Items from a figure collection:
◆ ◆ ◆ ◆ ◆

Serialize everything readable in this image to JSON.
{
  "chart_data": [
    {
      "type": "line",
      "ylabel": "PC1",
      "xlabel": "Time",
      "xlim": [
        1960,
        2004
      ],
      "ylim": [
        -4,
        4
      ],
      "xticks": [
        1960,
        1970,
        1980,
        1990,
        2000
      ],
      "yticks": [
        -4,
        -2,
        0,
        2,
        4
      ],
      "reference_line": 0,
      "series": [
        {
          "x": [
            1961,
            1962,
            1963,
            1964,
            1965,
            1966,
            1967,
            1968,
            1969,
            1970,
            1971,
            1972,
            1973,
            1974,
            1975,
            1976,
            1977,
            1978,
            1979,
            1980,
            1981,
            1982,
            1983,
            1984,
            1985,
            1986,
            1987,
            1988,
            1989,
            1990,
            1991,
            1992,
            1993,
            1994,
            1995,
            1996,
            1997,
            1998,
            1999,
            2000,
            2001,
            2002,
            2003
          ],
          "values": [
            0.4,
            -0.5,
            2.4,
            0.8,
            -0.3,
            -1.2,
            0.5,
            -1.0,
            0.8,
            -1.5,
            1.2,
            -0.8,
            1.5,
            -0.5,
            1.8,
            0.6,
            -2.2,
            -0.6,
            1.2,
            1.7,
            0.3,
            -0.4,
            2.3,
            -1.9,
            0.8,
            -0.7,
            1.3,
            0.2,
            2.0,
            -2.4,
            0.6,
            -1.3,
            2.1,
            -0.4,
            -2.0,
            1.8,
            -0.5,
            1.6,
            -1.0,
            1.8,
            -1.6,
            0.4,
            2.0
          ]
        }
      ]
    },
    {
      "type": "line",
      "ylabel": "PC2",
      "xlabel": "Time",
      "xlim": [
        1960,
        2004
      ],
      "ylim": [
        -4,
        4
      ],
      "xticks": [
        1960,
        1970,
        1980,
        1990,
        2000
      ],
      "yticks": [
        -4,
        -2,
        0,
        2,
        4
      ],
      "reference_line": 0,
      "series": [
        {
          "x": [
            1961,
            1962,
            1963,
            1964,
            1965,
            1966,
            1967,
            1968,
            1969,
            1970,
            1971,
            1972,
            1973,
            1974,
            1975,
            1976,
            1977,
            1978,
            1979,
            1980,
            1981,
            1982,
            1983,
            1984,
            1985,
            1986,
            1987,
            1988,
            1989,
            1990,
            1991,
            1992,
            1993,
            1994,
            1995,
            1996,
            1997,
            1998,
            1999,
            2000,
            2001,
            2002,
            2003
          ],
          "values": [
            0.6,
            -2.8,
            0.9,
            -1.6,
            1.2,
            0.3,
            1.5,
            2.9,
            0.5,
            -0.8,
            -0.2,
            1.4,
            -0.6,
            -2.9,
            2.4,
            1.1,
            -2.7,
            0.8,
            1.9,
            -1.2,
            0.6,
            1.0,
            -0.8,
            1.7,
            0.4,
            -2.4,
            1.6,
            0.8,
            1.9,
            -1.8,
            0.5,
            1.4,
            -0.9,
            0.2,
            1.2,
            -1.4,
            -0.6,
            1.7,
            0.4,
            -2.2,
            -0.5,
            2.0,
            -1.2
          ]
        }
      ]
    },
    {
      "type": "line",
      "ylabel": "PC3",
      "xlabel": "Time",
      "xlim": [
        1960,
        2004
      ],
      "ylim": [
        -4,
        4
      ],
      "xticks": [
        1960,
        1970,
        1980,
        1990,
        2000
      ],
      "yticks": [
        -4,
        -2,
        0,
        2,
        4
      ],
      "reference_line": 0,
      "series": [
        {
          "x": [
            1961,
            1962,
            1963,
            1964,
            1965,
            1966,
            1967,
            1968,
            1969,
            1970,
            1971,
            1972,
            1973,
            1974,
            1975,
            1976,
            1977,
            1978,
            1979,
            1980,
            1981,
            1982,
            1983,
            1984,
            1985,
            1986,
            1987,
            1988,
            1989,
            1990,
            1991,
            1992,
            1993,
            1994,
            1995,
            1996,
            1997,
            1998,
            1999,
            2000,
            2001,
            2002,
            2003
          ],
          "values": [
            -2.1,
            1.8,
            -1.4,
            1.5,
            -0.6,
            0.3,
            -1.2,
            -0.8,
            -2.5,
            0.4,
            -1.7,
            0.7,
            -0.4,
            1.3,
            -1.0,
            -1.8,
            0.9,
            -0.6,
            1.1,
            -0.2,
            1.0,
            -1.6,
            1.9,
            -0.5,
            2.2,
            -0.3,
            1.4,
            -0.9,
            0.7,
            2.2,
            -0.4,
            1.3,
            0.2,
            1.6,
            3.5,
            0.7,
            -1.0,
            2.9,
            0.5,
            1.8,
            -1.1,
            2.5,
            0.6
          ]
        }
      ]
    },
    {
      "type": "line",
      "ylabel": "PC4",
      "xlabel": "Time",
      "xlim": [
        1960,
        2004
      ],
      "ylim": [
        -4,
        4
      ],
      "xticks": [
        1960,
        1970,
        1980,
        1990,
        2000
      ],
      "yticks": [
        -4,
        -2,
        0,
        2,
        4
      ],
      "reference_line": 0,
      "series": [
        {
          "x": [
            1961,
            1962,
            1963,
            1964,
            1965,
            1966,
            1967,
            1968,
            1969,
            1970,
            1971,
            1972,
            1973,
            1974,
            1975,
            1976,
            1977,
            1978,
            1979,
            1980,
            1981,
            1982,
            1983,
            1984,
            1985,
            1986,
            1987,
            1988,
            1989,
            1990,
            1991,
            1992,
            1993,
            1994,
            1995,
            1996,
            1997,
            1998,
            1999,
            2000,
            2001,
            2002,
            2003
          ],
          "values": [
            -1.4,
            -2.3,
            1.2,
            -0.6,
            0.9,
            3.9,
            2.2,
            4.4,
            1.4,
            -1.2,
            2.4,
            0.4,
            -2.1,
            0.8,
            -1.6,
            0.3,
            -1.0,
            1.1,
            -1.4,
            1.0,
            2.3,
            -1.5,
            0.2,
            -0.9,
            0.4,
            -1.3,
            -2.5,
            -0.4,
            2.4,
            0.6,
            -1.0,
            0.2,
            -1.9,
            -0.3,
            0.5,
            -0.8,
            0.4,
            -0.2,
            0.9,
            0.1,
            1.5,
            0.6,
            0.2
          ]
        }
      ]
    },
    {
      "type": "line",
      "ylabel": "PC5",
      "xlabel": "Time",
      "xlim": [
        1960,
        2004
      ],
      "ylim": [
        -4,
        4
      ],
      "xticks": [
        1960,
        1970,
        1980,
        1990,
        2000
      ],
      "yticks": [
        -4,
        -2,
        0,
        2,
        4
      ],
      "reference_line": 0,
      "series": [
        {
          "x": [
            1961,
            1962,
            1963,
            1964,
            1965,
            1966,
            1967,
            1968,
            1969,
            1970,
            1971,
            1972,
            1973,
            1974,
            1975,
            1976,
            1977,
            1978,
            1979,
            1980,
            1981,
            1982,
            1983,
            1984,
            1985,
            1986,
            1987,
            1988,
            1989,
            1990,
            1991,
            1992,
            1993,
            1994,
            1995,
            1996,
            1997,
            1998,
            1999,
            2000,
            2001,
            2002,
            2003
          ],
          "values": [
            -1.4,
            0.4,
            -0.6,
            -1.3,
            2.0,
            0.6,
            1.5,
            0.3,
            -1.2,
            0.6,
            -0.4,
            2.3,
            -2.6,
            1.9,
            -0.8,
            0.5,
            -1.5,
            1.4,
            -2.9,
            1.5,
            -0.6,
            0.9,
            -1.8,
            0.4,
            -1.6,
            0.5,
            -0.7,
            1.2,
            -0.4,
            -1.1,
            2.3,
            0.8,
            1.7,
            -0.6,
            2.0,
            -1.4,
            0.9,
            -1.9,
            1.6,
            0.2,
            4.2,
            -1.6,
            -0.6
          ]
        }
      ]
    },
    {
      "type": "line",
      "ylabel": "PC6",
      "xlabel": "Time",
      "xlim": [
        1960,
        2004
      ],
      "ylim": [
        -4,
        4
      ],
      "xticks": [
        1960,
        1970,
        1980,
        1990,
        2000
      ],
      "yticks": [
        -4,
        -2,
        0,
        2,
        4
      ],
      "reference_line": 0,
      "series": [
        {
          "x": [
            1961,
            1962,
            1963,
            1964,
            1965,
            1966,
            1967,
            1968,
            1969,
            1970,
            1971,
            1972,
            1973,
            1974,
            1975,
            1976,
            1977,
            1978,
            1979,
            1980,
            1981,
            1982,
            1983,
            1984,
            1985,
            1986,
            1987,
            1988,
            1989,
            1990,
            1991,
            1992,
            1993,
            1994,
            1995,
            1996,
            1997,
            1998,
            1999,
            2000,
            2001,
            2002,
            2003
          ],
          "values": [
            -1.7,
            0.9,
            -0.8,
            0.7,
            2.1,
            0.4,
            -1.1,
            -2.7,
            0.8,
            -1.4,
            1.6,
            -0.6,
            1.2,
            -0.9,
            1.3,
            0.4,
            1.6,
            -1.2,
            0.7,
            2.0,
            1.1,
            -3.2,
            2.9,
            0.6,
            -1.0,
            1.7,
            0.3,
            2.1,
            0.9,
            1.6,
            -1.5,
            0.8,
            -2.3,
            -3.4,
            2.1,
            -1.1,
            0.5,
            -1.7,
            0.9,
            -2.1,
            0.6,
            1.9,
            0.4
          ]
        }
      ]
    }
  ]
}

◆ ◆ ◆ ◆ ◆

● GOAL
Look through the data above. Find each line with the string "ylabel" and copy it.

● FULL OUTPUT
      "ylabel": "PC1",
      "ylabel": "PC2",
      "ylabel": "PC3",
      "ylabel": "PC4",
      "ylabel": "PC5",
      "ylabel": "PC6",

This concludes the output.